◆ **REQUIRED ACTIONS**:
A - According to the text on casual relationships, how often should you be honest with the other person?
B - Reproduce the text on casual relationships from "Sex and love" up to and including "other person. Always.", substituting "open" for "honest".

◆ **SOURCE TEXT**:
***
Sex and love are complicated. We only know the surface of what makes humans tick. The mysteries of our sexual desires and emotions will remain an equation to be solved for a very long time yet, mostly left to the imagination.
If you are someone into casual relationships or in a ‘friends with benefits’ situation, here are some suggestions:
• Be honest with the other person. Always.
• Talk about what you are willing and unwilling to give physically and emotionally, along with what you expect in return.
• Discuss birth control and safe sex practices.
• Work together to avoid getting overly attached or dependent on each other.
• Talk about what you’ll do if one of you starts to want something more.
Keep in mind that whatever your plan or however careful you may be, feelings can arise anyway.
***
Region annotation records
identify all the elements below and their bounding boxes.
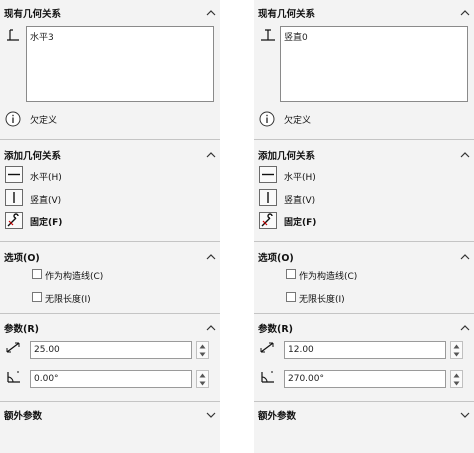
horizontal-line-icon — [6, 167, 22, 182]
chevron-down-icon[interactable] — [460, 411, 470, 419]
relation-list-item[interactable]: 竖直0 — [284, 30, 308, 43]
vertical-relation-icon — [260, 28, 276, 45]
horizontal-line-icon — [260, 167, 276, 182]
angle-dimension-icon — [5, 369, 23, 388]
chevron-up-icon[interactable] — [206, 253, 216, 261]
add-vertical-label[interactable]: 竖直(V) — [30, 193, 61, 206]
spin-down-icon[interactable] — [451, 350, 462, 358]
length-input[interactable]: 12.00 — [284, 341, 446, 359]
add-fixed-button[interactable] — [259, 212, 277, 229]
vertical-line-icon — [6, 190, 22, 205]
property-panel-right: 现有几何关系 竖直0 欠定义 添加几何关系 水平(H) 竖直(V) 固定(F) … — [254, 0, 474, 453]
length-input[interactable]: 25.00 — [30, 341, 192, 359]
spin-up-icon[interactable] — [451, 342, 462, 350]
spin-down-icon[interactable] — [451, 379, 462, 387]
extra-parameters-title: 额外参数 — [4, 411, 43, 422]
chevron-up-icon[interactable] — [460, 324, 470, 332]
vertical-line-icon — [260, 190, 276, 205]
construction-checkbox[interactable] — [286, 269, 296, 279]
add-fixed-button[interactable] — [5, 212, 23, 229]
construction-label[interactable]: 作为构造线(C) — [45, 269, 103, 282]
options-title: 选项(O) — [4, 253, 40, 264]
construction-checkbox[interactable] — [32, 269, 42, 279]
spin-up-icon[interactable] — [197, 342, 208, 350]
add-fixed-label[interactable]: 固定(F) — [30, 215, 62, 228]
definition-status: 欠定义 — [284, 116, 312, 126]
fixed-anchor-icon — [260, 213, 276, 228]
spin-up-icon[interactable] — [451, 371, 462, 379]
options-title: 选项(O) — [258, 253, 294, 264]
add-horizontal-label[interactable]: 水平(H) — [30, 170, 62, 183]
info-icon — [259, 111, 275, 130]
relation-list-item[interactable]: 水平3 — [30, 30, 54, 43]
section-divider — [254, 139, 474, 140]
chevron-up-icon[interactable] — [206, 151, 216, 159]
parameters-title: 参数(R) — [4, 324, 39, 335]
info-icon — [5, 111, 21, 130]
angle-input[interactable]: 270.00° — [284, 370, 446, 388]
infinite-length-label[interactable]: 无限长度(I) — [299, 292, 345, 305]
angle-input[interactable]: 0.00° — [30, 370, 192, 388]
add-horizontal-label[interactable]: 水平(H) — [284, 170, 316, 183]
section-divider — [254, 241, 474, 242]
existing-relations-title: 现有几何关系 — [4, 9, 62, 20]
section-divider — [0, 401, 220, 402]
fixed-anchor-icon — [6, 213, 22, 228]
chevron-down-icon[interactable] — [206, 411, 216, 419]
section-divider — [0, 313, 220, 314]
length-spinner[interactable] — [450, 341, 463, 359]
section-divider — [254, 401, 474, 402]
add-vertical-button[interactable] — [5, 189, 23, 206]
extra-parameters-title: 额外参数 — [258, 411, 297, 422]
spin-down-icon[interactable] — [197, 350, 208, 358]
existing-relations-title: 现有几何关系 — [258, 9, 316, 20]
angle-spinner[interactable] — [196, 370, 209, 388]
section-divider — [0, 241, 220, 242]
add-horizontal-button[interactable] — [259, 166, 277, 183]
add-vertical-button[interactable] — [259, 189, 277, 206]
construction-label[interactable]: 作为构造线(C) — [299, 269, 357, 282]
definition-status: 欠定义 — [30, 116, 58, 126]
add-relations-title: 添加几何关系 — [258, 151, 316, 162]
infinite-length-checkbox[interactable] — [286, 292, 296, 302]
property-panel-left: 现有几何关系 水平3 欠定义 添加几何关系 水平(H) 竖直(V) 固定(F) … — [0, 0, 220, 453]
length-dimension-icon — [259, 340, 277, 359]
add-vertical-label[interactable]: 竖直(V) — [284, 193, 315, 206]
spin-down-icon[interactable] — [197, 379, 208, 387]
chevron-up-icon[interactable] — [206, 9, 216, 17]
existing-relations-list[interactable]: 水平3 — [26, 26, 214, 102]
infinite-length-label[interactable]: 无限长度(I) — [45, 292, 91, 305]
add-fixed-label[interactable]: 固定(F) — [284, 215, 316, 228]
chevron-up-icon[interactable] — [460, 253, 470, 261]
angle-dimension-icon — [259, 369, 277, 388]
chevron-up-icon[interactable] — [460, 9, 470, 17]
add-relations-title: 添加几何关系 — [4, 151, 62, 162]
spin-up-icon[interactable] — [197, 371, 208, 379]
horizontal-relation-icon — [6, 28, 20, 45]
chevron-up-icon[interactable] — [460, 151, 470, 159]
infinite-length-checkbox[interactable] — [32, 292, 42, 302]
section-divider — [0, 139, 220, 140]
chevron-up-icon[interactable] — [206, 324, 216, 332]
add-horizontal-button[interactable] — [5, 166, 23, 183]
length-spinner[interactable] — [196, 341, 209, 359]
section-divider — [254, 313, 474, 314]
length-dimension-icon — [5, 340, 23, 359]
existing-relations-list[interactable]: 竖直0 — [280, 26, 468, 102]
parameters-title: 参数(R) — [258, 324, 293, 335]
angle-spinner[interactable] — [450, 370, 463, 388]
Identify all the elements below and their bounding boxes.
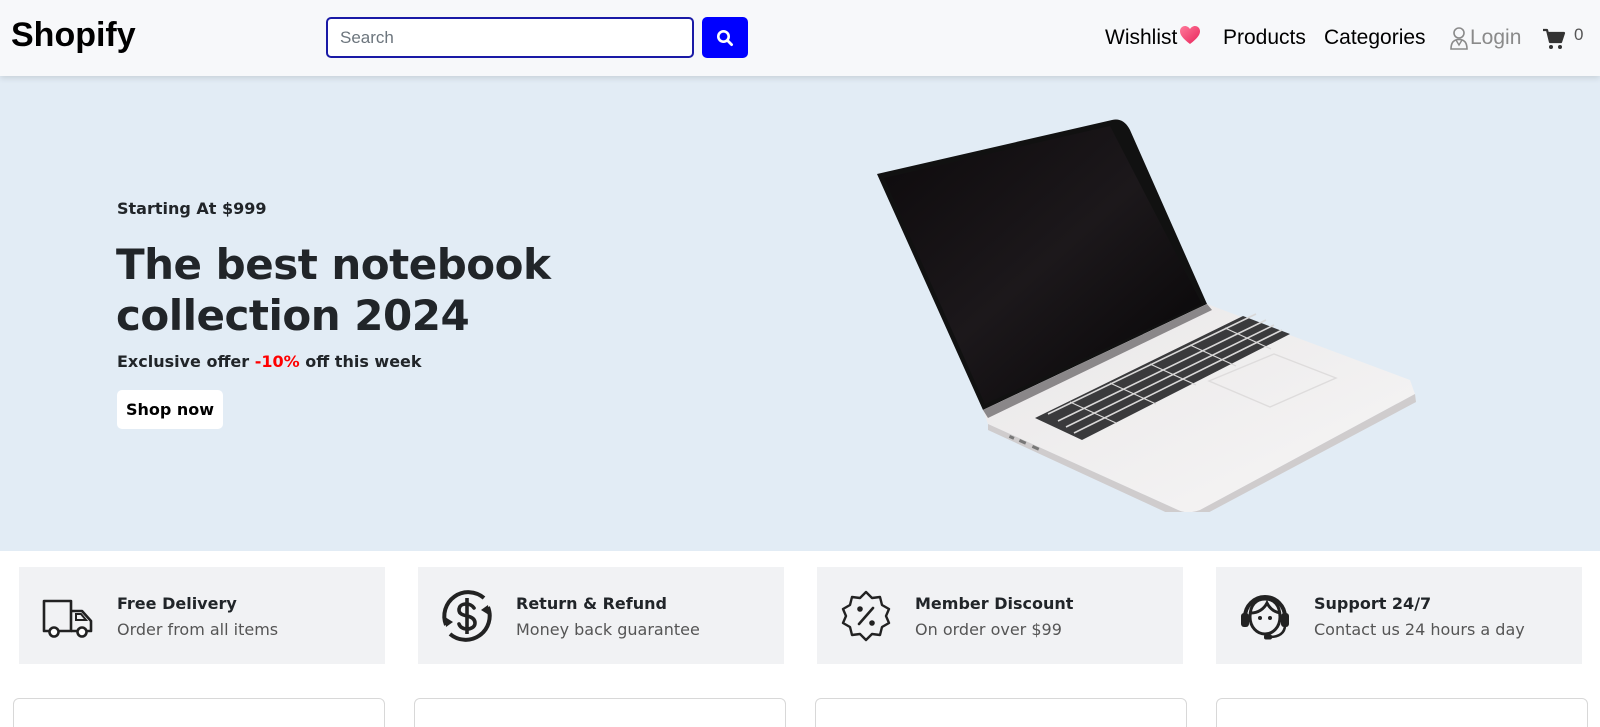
nav-wishlist[interactable]: Wishlist [1105,0,1201,76]
nav-cart[interactable]: 0 [1542,0,1583,76]
product-card[interactable] [1216,698,1588,727]
product-card[interactable] [414,698,786,727]
feature-subtitle: Money back guarantee [516,620,700,639]
hero-price-eyebrow: Starting At $999 [117,199,267,218]
shop-now-button[interactable]: Shop now [117,390,223,429]
nav-login[interactable]: Login [1449,0,1521,76]
hero-banner: Starting At $999 The best notebook colle… [0,76,1600,551]
feature-title: Return & Refund [516,594,667,613]
hero-offer-prefix: Exclusive offer [117,352,250,371]
hero-offer-suffix: off this week [305,352,422,371]
cart-icon [1543,28,1566,49]
product-card[interactable] [815,698,1187,727]
feature-member-discount: Member Discount On order over $99 [817,567,1183,664]
laptop-image [877,119,1416,512]
feature-title: Support 24/7 [1314,594,1432,613]
search-input[interactable] [326,17,694,58]
feature-title: Member Discount [915,594,1074,613]
feature-return-refund: Return & Refund Money back guarantee [418,567,784,664]
discount-badge-icon [841,590,891,642]
refund-dollar-icon [442,590,492,642]
nav-wishlist-label: Wishlist [1105,26,1178,49]
nav-products[interactable]: Products [1223,0,1306,76]
site-header: Shopify Wishlist Products Categories [0,0,1600,76]
feature-subtitle: On order over $99 [915,620,1062,639]
brand-logo[interactable]: Shopify [11,16,136,55]
feature-support: Support 24/7 Contact us 24 hours a day [1216,567,1582,664]
feature-title: Free Delivery [117,594,237,613]
search-button[interactable] [702,17,748,58]
feature-subtitle: Contact us 24 hours a day [1314,620,1525,639]
feature-subtitle: Order from all items [117,620,279,639]
nav-categories[interactable]: Categories [1324,0,1426,76]
headset-support-icon [1241,595,1289,640]
nav-login-label: Login [1470,26,1522,49]
feature-free-delivery: Free Delivery Order from all items [19,567,385,664]
search-icon [717,29,734,46]
product-card[interactable] [13,698,385,727]
hero-offer: Exclusive offer -10% off this week [117,352,422,371]
truck-icon [42,599,93,638]
hero-title: The best notebook collection 2024 [116,240,551,340]
user-icon [1450,27,1468,50]
heart-icon [1179,25,1201,51]
hero-offer-discount: -10% [254,352,300,371]
cart-count: 0 [1574,25,1584,44]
***
◆ **CORRECT ANSWERS**:
A - Always.

B -
Sex and love are complicated. We only know the surface of what makes humans tick. The mysteries of our sexual desires and emotions will remain an equation to be solved for a very long time yet, mostly left to the imagination.
If you are someone into casual relationships or in a ‘friends with benefits’ situation, here are some suggestions:
• Be open with the other person. Always.